--- start RECORDS FOR PROCESSING ---
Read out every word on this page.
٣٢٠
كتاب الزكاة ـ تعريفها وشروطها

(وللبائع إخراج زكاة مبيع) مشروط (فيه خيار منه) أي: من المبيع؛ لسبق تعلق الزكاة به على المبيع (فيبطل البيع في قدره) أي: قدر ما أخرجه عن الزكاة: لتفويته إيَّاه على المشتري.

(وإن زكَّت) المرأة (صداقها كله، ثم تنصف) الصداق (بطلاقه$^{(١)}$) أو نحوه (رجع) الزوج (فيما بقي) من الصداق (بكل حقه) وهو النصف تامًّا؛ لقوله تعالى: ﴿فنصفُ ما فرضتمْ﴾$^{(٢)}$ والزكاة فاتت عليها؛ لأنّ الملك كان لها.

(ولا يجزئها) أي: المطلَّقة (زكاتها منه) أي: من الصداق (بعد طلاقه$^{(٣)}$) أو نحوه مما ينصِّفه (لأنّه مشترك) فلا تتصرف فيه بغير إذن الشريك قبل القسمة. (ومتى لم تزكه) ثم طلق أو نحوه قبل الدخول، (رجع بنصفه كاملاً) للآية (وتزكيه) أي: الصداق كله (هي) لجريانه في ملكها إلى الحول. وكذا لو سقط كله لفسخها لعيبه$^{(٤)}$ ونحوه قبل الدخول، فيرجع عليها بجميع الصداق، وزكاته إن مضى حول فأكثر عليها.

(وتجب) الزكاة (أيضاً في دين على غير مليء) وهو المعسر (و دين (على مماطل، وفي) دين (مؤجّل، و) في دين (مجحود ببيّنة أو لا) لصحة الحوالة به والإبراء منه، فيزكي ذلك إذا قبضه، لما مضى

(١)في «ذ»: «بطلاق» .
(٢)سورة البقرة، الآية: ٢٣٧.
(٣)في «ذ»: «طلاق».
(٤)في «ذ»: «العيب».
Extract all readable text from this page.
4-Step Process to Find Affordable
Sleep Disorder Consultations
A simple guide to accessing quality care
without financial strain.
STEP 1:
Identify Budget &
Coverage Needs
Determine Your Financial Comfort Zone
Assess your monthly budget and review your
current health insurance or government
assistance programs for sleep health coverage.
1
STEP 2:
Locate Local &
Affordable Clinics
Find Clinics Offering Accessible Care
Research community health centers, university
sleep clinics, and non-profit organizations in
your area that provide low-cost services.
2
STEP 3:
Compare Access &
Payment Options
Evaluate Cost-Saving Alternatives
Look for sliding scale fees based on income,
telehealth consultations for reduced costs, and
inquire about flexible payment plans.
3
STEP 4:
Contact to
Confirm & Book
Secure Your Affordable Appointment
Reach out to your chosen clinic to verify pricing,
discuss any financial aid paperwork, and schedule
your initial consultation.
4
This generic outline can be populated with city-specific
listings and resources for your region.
--- end RECORDS FOR PROCESSING ---
_WHAT IS REQUIRED_
Look above for the line that holds "Extract all readable text from this page.", then copy it and each line after it exactly, through the last line of the data.

_RESPONSE TO THE EXERCISE_
Extract all readable text from this page.
4-Step Process to Find Affordable
Sleep Disorder Consultations
A simple guide to accessing quality care
without financial strain.
STEP 1:
Identify Budget &
Coverage Needs
Determine Your Financial Comfort Zone
Assess your monthly budget and review your
current health insurance or government
assistance programs for sleep health coverage.
1
STEP 2:
Locate Local &
Affordable Clinics
Find Clinics Offering Accessible Care
Research community health centers, university
sleep clinics, and non-profit organizations in
your area that provide low-cost services.
2
STEP 3:
Compare Access &
Payment Options
Evaluate Cost-Saving Alternatives
Look for sliding scale fees based on income,
telehealth consultations for reduced costs, and
inquire about flexible payment plans.
3
STEP 4:
Contact to
Confirm & Book
Secure Your Affordable Appointment
Reach out to your chosen clinic to verify pricing,
discuss any financial aid paperwork, and schedule
your initial consultation.
4
This generic outline can be populated with city-specific
listings and resources for your region.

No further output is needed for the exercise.